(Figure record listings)
•••

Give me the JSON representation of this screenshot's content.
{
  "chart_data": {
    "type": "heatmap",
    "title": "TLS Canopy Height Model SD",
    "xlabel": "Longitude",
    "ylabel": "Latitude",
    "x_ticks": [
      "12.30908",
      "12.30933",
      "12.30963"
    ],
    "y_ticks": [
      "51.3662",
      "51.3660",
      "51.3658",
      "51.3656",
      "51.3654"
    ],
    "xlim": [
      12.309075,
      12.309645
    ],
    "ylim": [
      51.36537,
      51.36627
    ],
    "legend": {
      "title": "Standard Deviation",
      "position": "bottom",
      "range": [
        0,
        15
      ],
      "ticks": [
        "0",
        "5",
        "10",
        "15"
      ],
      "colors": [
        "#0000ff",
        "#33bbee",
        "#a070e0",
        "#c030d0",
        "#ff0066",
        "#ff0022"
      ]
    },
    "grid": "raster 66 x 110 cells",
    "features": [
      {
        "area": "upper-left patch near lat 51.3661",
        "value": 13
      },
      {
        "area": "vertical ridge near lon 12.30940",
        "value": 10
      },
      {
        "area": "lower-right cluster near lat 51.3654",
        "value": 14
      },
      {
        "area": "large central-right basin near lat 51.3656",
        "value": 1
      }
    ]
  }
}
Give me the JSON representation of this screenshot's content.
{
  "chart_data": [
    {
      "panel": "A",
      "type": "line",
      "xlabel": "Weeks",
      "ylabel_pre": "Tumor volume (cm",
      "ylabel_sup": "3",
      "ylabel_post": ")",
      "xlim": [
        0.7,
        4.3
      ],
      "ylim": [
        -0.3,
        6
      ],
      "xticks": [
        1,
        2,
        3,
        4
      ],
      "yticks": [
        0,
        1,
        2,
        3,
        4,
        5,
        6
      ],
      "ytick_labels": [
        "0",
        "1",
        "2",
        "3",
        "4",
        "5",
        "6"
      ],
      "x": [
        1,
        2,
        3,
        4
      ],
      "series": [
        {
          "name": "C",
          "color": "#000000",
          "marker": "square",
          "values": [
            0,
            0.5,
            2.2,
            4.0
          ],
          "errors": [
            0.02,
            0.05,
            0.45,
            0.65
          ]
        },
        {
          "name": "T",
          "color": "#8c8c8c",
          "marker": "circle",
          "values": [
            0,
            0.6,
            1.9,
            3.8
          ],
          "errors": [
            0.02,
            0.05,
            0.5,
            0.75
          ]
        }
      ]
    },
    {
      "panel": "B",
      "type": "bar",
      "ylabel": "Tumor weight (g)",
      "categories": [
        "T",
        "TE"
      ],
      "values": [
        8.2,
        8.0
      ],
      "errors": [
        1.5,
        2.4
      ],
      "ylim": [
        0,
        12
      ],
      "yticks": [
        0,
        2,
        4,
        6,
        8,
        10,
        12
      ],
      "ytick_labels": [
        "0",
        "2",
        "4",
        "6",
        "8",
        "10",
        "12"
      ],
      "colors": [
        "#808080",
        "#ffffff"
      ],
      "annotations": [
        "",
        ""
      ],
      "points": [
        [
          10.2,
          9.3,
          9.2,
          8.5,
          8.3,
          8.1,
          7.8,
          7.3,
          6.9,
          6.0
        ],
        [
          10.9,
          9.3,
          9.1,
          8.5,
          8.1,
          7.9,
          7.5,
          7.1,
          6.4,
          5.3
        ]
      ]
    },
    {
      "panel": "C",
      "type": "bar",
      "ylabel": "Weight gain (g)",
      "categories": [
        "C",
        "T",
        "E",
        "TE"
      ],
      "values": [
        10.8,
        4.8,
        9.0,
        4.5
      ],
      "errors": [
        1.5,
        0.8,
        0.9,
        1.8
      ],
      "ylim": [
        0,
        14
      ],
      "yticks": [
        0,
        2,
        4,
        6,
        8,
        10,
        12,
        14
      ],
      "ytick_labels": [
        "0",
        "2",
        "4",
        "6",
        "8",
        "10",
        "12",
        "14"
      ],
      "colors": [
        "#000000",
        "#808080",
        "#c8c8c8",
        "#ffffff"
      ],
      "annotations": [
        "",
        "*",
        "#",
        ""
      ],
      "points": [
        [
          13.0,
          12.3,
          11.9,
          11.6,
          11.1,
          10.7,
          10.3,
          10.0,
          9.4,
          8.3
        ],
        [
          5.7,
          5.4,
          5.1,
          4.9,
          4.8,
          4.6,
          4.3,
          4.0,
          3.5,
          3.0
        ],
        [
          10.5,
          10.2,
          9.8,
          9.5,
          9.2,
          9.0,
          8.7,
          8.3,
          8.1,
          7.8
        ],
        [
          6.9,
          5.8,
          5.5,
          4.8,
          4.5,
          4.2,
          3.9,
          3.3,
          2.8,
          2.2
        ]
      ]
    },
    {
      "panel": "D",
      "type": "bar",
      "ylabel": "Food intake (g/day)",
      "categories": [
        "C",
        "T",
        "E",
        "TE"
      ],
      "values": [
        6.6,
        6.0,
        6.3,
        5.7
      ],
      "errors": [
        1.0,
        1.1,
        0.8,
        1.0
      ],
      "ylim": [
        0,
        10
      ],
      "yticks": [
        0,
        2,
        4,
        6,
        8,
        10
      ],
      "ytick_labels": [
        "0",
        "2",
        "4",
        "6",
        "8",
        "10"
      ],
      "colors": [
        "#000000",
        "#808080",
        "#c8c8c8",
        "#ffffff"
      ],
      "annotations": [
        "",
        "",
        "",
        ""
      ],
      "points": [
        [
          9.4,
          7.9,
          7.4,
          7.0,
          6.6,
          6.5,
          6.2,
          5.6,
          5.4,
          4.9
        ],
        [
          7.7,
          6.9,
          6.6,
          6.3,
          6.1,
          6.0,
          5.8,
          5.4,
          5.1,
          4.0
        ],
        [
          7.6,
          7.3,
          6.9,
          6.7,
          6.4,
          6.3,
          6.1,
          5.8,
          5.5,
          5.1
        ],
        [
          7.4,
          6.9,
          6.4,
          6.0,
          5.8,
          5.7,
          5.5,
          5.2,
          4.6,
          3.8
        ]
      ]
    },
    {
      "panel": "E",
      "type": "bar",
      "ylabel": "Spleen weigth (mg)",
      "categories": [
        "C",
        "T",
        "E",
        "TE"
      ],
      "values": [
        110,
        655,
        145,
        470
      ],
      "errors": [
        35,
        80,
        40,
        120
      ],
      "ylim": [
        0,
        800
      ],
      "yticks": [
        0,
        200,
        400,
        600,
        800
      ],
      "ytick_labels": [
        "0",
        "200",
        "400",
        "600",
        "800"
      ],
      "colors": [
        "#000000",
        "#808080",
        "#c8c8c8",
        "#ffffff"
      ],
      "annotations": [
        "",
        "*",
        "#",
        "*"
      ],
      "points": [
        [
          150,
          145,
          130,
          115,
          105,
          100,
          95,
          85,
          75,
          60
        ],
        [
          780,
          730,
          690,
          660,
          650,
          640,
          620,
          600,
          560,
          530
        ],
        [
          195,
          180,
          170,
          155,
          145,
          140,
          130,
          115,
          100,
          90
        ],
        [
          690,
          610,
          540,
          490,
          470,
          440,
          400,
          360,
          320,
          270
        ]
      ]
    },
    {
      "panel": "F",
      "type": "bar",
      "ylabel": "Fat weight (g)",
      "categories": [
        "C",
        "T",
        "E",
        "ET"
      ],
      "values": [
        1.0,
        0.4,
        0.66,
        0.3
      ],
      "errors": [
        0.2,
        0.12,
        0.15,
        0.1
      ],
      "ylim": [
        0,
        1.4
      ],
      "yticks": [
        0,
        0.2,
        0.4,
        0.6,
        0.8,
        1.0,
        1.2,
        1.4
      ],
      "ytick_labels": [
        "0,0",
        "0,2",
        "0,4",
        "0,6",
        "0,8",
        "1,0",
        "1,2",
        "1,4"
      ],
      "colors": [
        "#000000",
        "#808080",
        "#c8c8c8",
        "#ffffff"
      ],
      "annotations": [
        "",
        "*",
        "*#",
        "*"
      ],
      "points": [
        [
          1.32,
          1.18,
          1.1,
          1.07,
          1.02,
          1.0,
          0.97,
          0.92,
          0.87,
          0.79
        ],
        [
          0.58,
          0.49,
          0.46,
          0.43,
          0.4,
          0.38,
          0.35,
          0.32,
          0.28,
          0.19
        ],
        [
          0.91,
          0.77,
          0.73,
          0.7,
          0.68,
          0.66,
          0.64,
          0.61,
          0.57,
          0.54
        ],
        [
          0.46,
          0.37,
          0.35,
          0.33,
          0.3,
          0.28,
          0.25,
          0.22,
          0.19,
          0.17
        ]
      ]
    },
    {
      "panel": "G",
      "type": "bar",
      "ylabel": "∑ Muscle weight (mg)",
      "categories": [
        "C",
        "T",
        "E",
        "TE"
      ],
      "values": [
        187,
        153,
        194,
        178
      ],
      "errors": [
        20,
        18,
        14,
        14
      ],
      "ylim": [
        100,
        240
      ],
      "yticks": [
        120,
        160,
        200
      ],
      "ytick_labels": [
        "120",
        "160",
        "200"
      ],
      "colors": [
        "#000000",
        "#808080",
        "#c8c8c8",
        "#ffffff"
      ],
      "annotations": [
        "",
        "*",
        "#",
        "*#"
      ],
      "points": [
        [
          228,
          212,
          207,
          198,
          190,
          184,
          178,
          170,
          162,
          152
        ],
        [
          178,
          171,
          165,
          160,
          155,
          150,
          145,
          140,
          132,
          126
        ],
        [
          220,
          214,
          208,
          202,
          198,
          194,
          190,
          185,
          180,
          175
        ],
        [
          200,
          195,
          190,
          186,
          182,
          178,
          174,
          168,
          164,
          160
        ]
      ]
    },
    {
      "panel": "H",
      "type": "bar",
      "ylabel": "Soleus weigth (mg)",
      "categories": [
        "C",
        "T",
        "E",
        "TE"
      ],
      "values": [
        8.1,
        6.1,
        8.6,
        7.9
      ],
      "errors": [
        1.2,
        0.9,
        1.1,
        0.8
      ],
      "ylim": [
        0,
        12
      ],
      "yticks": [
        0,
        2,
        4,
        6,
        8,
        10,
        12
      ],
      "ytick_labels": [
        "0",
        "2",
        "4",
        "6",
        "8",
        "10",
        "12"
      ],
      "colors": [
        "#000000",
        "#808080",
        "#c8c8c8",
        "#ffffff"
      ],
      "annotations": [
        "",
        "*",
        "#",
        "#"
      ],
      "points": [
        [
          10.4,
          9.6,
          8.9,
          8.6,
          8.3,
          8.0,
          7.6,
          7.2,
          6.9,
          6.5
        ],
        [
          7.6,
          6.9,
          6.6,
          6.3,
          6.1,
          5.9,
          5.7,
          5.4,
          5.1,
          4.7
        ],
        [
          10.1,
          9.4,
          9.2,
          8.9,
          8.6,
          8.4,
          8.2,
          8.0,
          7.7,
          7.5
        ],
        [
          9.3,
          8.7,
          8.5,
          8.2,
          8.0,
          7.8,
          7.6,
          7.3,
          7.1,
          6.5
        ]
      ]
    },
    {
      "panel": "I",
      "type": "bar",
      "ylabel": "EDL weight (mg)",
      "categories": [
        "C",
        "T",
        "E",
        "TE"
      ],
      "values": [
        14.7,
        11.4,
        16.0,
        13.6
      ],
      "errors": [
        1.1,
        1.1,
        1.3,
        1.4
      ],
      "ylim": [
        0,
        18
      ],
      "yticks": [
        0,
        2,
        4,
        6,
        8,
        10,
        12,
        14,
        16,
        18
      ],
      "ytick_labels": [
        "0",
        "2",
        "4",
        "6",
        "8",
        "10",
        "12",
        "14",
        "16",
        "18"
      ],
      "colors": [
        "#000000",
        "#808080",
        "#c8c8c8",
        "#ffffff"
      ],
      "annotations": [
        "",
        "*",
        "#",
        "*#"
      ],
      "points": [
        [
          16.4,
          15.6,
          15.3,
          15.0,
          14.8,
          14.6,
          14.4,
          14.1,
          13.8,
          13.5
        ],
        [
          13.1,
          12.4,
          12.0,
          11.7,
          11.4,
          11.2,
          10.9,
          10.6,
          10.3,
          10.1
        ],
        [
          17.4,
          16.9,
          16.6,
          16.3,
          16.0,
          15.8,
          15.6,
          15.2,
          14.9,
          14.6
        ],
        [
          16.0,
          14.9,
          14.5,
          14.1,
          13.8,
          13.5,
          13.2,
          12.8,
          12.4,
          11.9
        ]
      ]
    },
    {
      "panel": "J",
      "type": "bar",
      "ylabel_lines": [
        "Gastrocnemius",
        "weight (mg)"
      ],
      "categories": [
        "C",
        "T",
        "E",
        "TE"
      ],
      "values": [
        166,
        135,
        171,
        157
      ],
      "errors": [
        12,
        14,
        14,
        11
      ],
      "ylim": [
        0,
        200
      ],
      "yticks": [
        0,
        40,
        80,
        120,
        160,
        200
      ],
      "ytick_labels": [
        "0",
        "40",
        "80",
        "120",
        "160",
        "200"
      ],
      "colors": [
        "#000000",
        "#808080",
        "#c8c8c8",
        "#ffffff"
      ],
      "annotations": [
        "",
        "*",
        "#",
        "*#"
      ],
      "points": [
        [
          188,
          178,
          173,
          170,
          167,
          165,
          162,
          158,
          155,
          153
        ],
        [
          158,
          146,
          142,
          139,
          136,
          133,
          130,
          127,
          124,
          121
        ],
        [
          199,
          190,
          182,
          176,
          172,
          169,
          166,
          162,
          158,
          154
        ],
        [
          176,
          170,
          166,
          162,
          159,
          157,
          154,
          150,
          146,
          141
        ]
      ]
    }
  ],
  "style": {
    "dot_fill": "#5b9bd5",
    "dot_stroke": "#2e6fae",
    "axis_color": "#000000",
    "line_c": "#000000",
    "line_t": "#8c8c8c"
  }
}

•••

§ Your instructions
Wherever a line contains the string "area", copy that line from the data.

§ Expected answer
        "area": "upper-left patch near lat 51.3661",
        "area": "vertical ridge near lon 12.30940",
        "area": "lower-right cluster near lat 51.3654",
        "area": "large central-right basin near lat 51.3656",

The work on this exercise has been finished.